* [Questões de estudo]
• a. Responda com base no texto de origem:
(i) Quanto tempo dura a ação do óleo no corpo?
(ii) Quantas embalagens de canábis medicinal com THC foram prescritas em 2023?
(iii) A quantas empresas o Infarmed concedeu autorização de cultivo?
• b. Transcreva do texto de origem o trecho entre "Em 2023, foram" e "Espanha e Austrália.", inclusive.

··· Texto de origem

A prova disso é que, no segundo ano de actividade, a CB Weed duplicou as vendas, e a expectativa de Igor Amorim é triplicar no fim deste ano. Com clientes entre os 30 e 70 anos, revela que “muitas pessoas” têm trocado o tabaco por CBD. “As flores são mais vendidas, mas o efeito dura pouco tempo e o alívio é momentâneo, enquanto o óleo tem uma acção de 12 horas no corpo”, refere.
Em 2023, foram prescritas 1157 embalagens de canábis medicinal com THC, enquanto no ano anterior foram passadas receitas médicas para 929. O Infarmed concedeu ainda autorização de cultivo a 29 empresas, de fabrico a 19, de importação/exportação a 37, e de distribuição por grosso a nove. A quantidade exportada foi de 11973 quilogramas, sobretudo para a Alemanha, Polónia, Espanha e Austrália.

······
··· Dados a analisar

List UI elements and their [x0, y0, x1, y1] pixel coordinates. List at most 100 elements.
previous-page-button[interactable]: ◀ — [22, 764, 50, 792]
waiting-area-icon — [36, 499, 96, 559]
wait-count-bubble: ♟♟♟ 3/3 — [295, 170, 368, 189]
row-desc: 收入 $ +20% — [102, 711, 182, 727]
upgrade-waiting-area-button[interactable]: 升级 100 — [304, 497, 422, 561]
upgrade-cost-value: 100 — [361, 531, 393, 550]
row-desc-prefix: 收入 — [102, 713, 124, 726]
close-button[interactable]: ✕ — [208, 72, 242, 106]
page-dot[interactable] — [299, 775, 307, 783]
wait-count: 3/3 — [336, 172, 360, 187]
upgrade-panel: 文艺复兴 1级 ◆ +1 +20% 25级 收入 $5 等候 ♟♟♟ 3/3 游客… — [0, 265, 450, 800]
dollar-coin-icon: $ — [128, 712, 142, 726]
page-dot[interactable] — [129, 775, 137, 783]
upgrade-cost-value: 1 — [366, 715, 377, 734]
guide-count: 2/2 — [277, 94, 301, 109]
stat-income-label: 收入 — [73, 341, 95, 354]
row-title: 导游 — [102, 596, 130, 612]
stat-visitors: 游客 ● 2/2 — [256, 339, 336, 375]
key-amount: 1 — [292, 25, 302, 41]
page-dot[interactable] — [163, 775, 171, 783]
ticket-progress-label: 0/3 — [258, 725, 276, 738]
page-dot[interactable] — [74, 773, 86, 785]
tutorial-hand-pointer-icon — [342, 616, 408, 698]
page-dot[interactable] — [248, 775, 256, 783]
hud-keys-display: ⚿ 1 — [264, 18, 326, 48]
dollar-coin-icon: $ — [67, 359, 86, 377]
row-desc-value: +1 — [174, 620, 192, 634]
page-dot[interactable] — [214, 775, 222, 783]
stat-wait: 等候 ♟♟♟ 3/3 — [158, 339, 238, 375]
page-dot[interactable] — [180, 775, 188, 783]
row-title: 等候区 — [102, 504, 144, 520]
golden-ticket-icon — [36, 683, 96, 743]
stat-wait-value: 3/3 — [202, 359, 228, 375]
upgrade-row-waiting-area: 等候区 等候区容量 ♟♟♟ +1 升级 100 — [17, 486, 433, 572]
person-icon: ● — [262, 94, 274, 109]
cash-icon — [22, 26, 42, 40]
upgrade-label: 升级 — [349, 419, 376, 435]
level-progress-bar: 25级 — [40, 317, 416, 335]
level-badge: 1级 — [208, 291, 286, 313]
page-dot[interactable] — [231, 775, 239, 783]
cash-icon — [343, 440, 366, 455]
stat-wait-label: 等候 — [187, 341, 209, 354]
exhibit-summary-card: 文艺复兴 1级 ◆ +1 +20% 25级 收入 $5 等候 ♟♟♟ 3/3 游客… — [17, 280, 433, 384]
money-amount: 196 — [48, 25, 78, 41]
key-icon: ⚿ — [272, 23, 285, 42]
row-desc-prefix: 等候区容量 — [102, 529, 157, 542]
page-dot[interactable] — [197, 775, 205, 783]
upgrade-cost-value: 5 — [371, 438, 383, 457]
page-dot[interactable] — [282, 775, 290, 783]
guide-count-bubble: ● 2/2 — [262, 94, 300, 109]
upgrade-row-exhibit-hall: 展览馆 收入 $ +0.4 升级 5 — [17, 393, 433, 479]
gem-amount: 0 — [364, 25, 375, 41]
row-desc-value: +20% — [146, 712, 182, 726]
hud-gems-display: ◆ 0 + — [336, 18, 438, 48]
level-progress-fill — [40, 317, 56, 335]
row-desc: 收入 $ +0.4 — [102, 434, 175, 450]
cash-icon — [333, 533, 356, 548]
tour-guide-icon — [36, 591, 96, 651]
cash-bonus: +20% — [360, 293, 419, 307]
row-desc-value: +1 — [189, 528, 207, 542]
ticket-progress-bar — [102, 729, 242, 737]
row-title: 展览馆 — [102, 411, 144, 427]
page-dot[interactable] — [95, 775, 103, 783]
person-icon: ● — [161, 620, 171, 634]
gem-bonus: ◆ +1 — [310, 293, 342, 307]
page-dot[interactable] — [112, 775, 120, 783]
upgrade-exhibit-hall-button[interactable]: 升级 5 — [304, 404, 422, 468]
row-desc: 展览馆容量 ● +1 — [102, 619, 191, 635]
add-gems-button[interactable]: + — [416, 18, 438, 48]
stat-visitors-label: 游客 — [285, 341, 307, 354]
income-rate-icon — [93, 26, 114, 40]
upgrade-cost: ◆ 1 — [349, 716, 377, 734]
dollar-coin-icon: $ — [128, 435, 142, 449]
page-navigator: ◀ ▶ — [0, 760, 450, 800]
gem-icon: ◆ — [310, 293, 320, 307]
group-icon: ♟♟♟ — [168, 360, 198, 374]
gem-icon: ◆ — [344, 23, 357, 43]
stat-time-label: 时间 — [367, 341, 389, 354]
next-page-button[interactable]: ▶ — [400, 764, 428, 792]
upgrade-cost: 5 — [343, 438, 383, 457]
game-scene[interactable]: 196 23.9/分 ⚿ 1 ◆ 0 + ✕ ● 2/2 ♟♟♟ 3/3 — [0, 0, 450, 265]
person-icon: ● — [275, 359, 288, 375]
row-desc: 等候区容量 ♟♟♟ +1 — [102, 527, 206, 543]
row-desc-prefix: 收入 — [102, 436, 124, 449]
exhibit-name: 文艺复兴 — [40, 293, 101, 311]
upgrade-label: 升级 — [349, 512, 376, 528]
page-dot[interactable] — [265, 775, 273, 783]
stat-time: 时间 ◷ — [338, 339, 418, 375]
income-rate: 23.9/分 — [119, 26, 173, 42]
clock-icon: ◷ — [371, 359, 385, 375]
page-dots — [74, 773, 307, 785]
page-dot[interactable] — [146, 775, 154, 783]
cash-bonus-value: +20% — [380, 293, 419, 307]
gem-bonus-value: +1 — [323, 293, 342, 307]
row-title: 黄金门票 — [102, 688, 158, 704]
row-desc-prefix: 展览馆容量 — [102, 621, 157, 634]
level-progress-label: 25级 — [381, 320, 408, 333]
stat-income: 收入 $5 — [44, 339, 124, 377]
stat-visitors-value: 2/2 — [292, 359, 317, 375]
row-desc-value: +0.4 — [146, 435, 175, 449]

······

* [Soluções]
• a.
(i) 12 horas.
(ii) 1157 embalagens.
(iii) A 29 empresas.

• b.
Em 2023, foram prescritas 1157 embalagens de canábis medicinal com THC, enquanto no ano anterior foram passadas receitas médicas para 929. O Infarmed concedeu ainda autorização de cultivo a 29 empresas, de fabrico a 19, de importação/exportação a 37, e de distribuição por grosso a nove. A quantidade exportada foi de 11973 quilogramas, sobretudo para a Alemanha, Polónia, Espanha e Austrália.